- _What you should do_
Pull each line containing "this" out of the data and copy it.

- _Provided entries_
--- --- ---

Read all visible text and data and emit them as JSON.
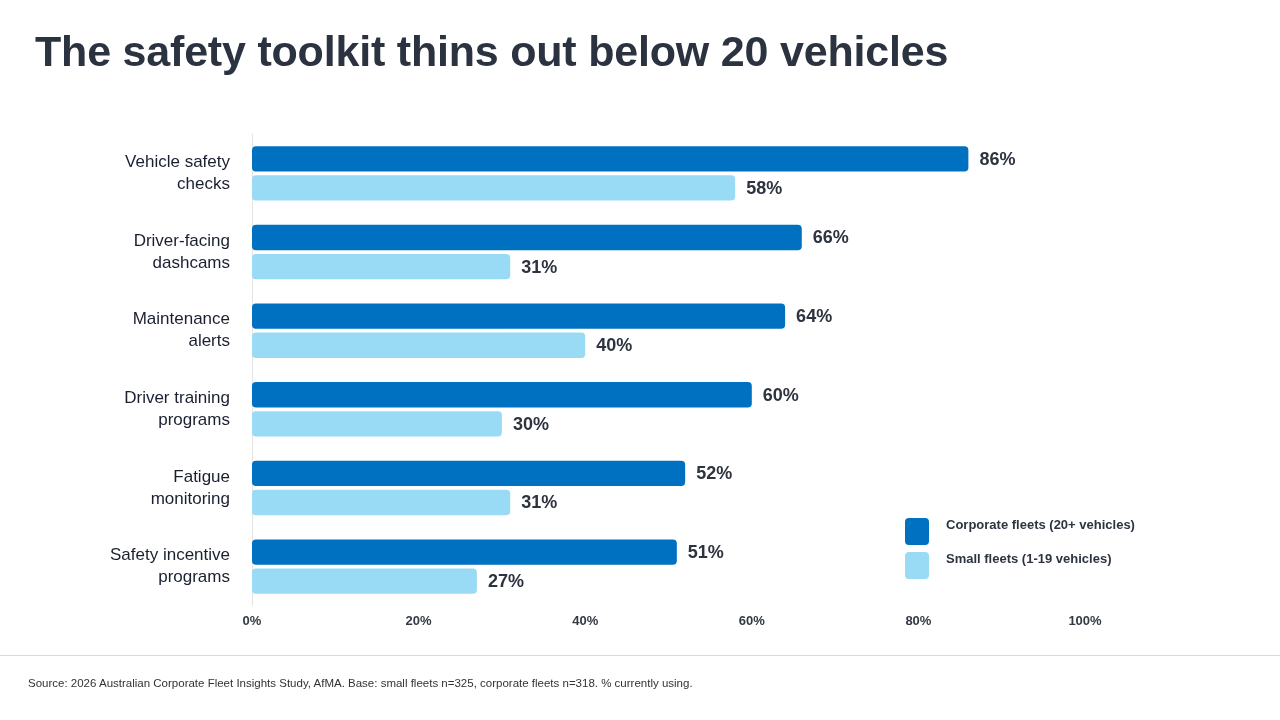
{
  "chart_data": {
    "type": "bar",
    "orientation": "horizontal",
    "title": "The safety toolkit thins out below 20 vehicles",
    "categories": [
      "Vehicle safety checks",
      "Driver-facing dashcams",
      "Maintenance alerts",
      "Driver training programs",
      "Fatigue monitoring",
      "Safety incentive programs"
    ],
    "series": [
      {
        "name": "Corporate fleets (20+ vehicles)",
        "color": "#0070c0",
        "values": [
          86,
          66,
          64,
          60,
          52,
          51
        ],
        "value_labels": [
          "86%",
          "66%",
          "64%",
          "60%",
          "52%",
          "51%"
        ]
      },
      {
        "name": "Small fleets (1-19 vehicles)",
        "color": "#99dbf5",
        "values": [
          58,
          31,
          40,
          30,
          31,
          27
        ],
        "value_labels": [
          "58%",
          "31%",
          "40%",
          "30%",
          "31%",
          "27%"
        ]
      }
    ],
    "xlim": [
      0,
      100
    ],
    "xticks": [
      {
        "value": 0,
        "label": "0%"
      },
      {
        "value": 20,
        "label": "20%"
      },
      {
        "value": 40,
        "label": "40%"
      },
      {
        "value": 60,
        "label": "60%"
      },
      {
        "value": 80,
        "label": "80%"
      },
      {
        "value": 100,
        "label": "100%"
      }
    ],
    "grid": false,
    "legend": "bottom right",
    "annotations": [
      "Source: 2026 Australian Corporate Fleet Insights Study, AfMA. Base: small fleets n=325, corporate fleets n=318. % currently using."
    ]
  }
}
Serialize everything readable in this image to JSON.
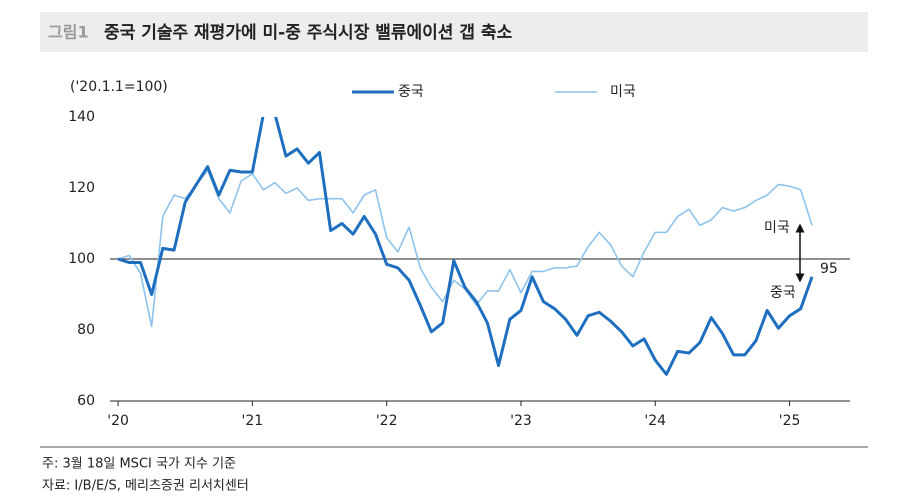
{
  "chart_data": {
    "type": "line",
    "figure_label": "그림1",
    "title": "중국 기술주 재평가에 미-중 주식시장 밸류에이션 갭 축소",
    "y_unit": "('20.1.1=100)",
    "notes": [
      "주: 3월 18일 MSCI 국가 지수 기준",
      "자료: I/B/E/S, 메리츠증권 리서치센터"
    ],
    "x": [
      2020,
      2020.083,
      2020.167,
      2020.25,
      2020.333,
      2020.417,
      2020.5,
      2020.583,
      2020.667,
      2020.75,
      2020.833,
      2020.917,
      2021,
      2021.083,
      2021.167,
      2021.25,
      2021.333,
      2021.417,
      2021.5,
      2021.583,
      2021.667,
      2021.75,
      2021.833,
      2021.917,
      2022,
      2022.083,
      2022.167,
      2022.25,
      2022.333,
      2022.417,
      2022.5,
      2022.583,
      2022.667,
      2022.75,
      2022.833,
      2022.917,
      2023,
      2023.083,
      2023.167,
      2023.25,
      2023.333,
      2023.417,
      2023.5,
      2023.583,
      2023.667,
      2023.75,
      2023.833,
      2023.917,
      2024,
      2024.083,
      2024.167,
      2024.25,
      2024.333,
      2024.417,
      2024.5,
      2024.583,
      2024.667,
      2024.75,
      2024.833,
      2024.917,
      2025,
      2025.083,
      2025.167
    ],
    "series": [
      {
        "name": "중국",
        "color": "#1f6fc0",
        "width": 3,
        "values": [
          100,
          99,
          99,
          90,
          103,
          102.5,
          116,
          121,
          126,
          118,
          125,
          124.5,
          124.5,
          141,
          141,
          129,
          131,
          127,
          130,
          108,
          110,
          107,
          112,
          107,
          98.5,
          97.5,
          94,
          87,
          79.5,
          82,
          99.5,
          92,
          88,
          82,
          70,
          83,
          85.5,
          95,
          88,
          86,
          83,
          78.5,
          84,
          85,
          82.5,
          79.5,
          75.5,
          77.5,
          71.5,
          67.5,
          74,
          73.5,
          76.5,
          83.5,
          79,
          73,
          73,
          77,
          85.5,
          80.5,
          84,
          86,
          95
        ]
      },
      {
        "name": "미국",
        "color": "#8ec3eb",
        "width": 1.6,
        "values": [
          100,
          101,
          96,
          81,
          112,
          118,
          117,
          121,
          125,
          117,
          113,
          122,
          124,
          119.5,
          121.5,
          118.5,
          120,
          116.5,
          117,
          117,
          117,
          113,
          118,
          119.5,
          106,
          102,
          109,
          97.5,
          92,
          88,
          94,
          91.5,
          87,
          91,
          91,
          97,
          90.5,
          96.5,
          96.5,
          97.5,
          97.5,
          98,
          103.5,
          107.5,
          104,
          98,
          95,
          102,
          107.5,
          107.5,
          112,
          114,
          109.5,
          111,
          114.5,
          113.5,
          114.5,
          116.5,
          118,
          121,
          120.5,
          119.5,
          109.5
        ]
      }
    ],
    "xlim": [
      2019.94,
      2025.45
    ],
    "xticks": [
      {
        "value": 2020,
        "label": "'20"
      },
      {
        "value": 2021,
        "label": "'21"
      },
      {
        "value": 2022,
        "label": "'22"
      },
      {
        "value": 2023,
        "label": "'23"
      },
      {
        "value": 2024,
        "label": "'24"
      },
      {
        "value": 2025,
        "label": "'25"
      }
    ],
    "ylim": [
      60,
      140
    ],
    "yticks": [
      60,
      80,
      100,
      120,
      140
    ],
    "reference_line": 100,
    "annotations": [
      "미국",
      "중국"
    ]
  }
}
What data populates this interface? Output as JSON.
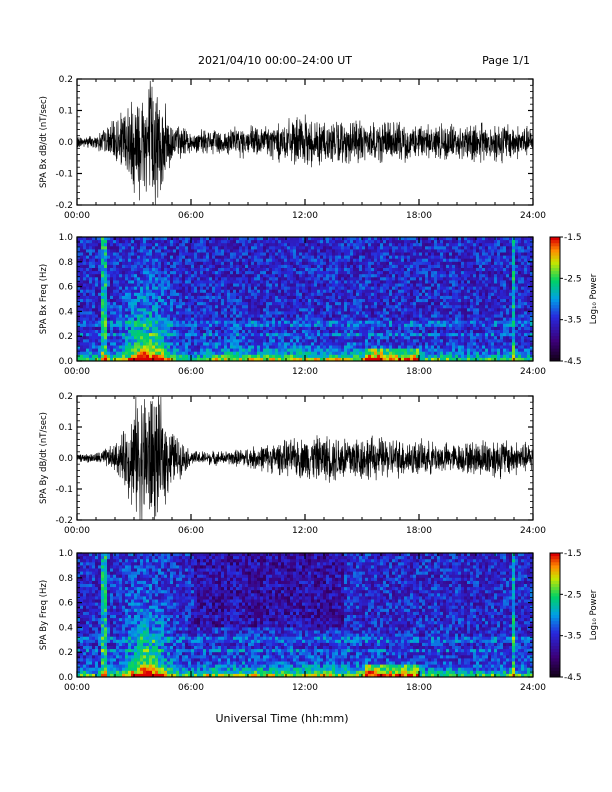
{
  "header": {
    "title": "2021/04/10  00:00–24:00 UT",
    "page": "Page 1/1"
  },
  "footer": {
    "xlabel": "Universal Time (hh:mm)"
  },
  "colorbar": {
    "label": "Log₁₀ Power",
    "ticks": [
      "-1.5",
      "-2.5",
      "-3.5",
      "-4.5"
    ]
  },
  "chart_data": [
    {
      "type": "line",
      "ylabel": "SPA Bx dB/dt (nT/sec)",
      "xlim": [
        0,
        24
      ],
      "ylim": [
        -0.2,
        0.2
      ],
      "x_ticks": [
        "00:00",
        "06:00",
        "12:00",
        "18:00",
        "24:00"
      ],
      "y_ticks": [
        "0.2",
        "0.1",
        "0.0",
        "-0.1",
        "-0.2"
      ],
      "series": [
        {
          "x": [
            0,
            1,
            2,
            2.5,
            3,
            3.5,
            4,
            4.5,
            5,
            6,
            8,
            10,
            12,
            14,
            16,
            18,
            20,
            22,
            24
          ],
          "values": [
            0.015,
            0.02,
            0.06,
            0.1,
            0.15,
            0.18,
            0.2,
            0.12,
            0.06,
            0.03,
            0.04,
            0.05,
            0.07,
            0.06,
            0.06,
            0.05,
            0.05,
            0.06,
            0.04
          ]
        }
      ]
    },
    {
      "type": "heatmap",
      "ylabel": "SPA Bx Freq (Hz)",
      "xlim": [
        0,
        24
      ],
      "ylim": [
        0,
        1.0
      ],
      "x_ticks": [
        "00:00",
        "06:00",
        "12:00",
        "18:00",
        "24:00"
      ],
      "y_ticks": [
        "1.0",
        "0.8",
        "0.6",
        "0.4",
        "0.2",
        "0.0"
      ],
      "zlim": [
        -4.5,
        -1.5
      ]
    },
    {
      "type": "line",
      "ylabel": "SPA By dB/dt (nT/sec)",
      "xlim": [
        0,
        24
      ],
      "ylim": [
        -0.2,
        0.2
      ],
      "x_ticks": [
        "00:00",
        "06:00",
        "12:00",
        "18:00",
        "24:00"
      ],
      "y_ticks": [
        "0.2",
        "0.1",
        "0.0",
        "-0.1",
        "-0.2"
      ],
      "series": [
        {
          "x": [
            0,
            1,
            2,
            2.5,
            3,
            3.5,
            4,
            4.5,
            5,
            6,
            8,
            10,
            12,
            14,
            16,
            18,
            20,
            22,
            24
          ],
          "values": [
            0.01,
            0.015,
            0.04,
            0.08,
            0.16,
            0.2,
            0.2,
            0.15,
            0.08,
            0.02,
            0.02,
            0.04,
            0.06,
            0.07,
            0.06,
            0.05,
            0.04,
            0.06,
            0.04
          ]
        }
      ]
    },
    {
      "type": "heatmap",
      "ylabel": "SPA By Freq (Hz)",
      "xlim": [
        0,
        24
      ],
      "ylim": [
        0,
        1.0
      ],
      "x_ticks": [
        "00:00",
        "06:00",
        "12:00",
        "18:00",
        "24:00"
      ],
      "y_ticks": [
        "1.0",
        "0.8",
        "0.6",
        "0.4",
        "0.2",
        "0.0"
      ],
      "zlim": [
        -4.5,
        -1.5
      ]
    }
  ]
}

--- --- ---

- _Finished answer_
Serialize everything readable in this image to JSON.
What data populates this interface? Output as JSON.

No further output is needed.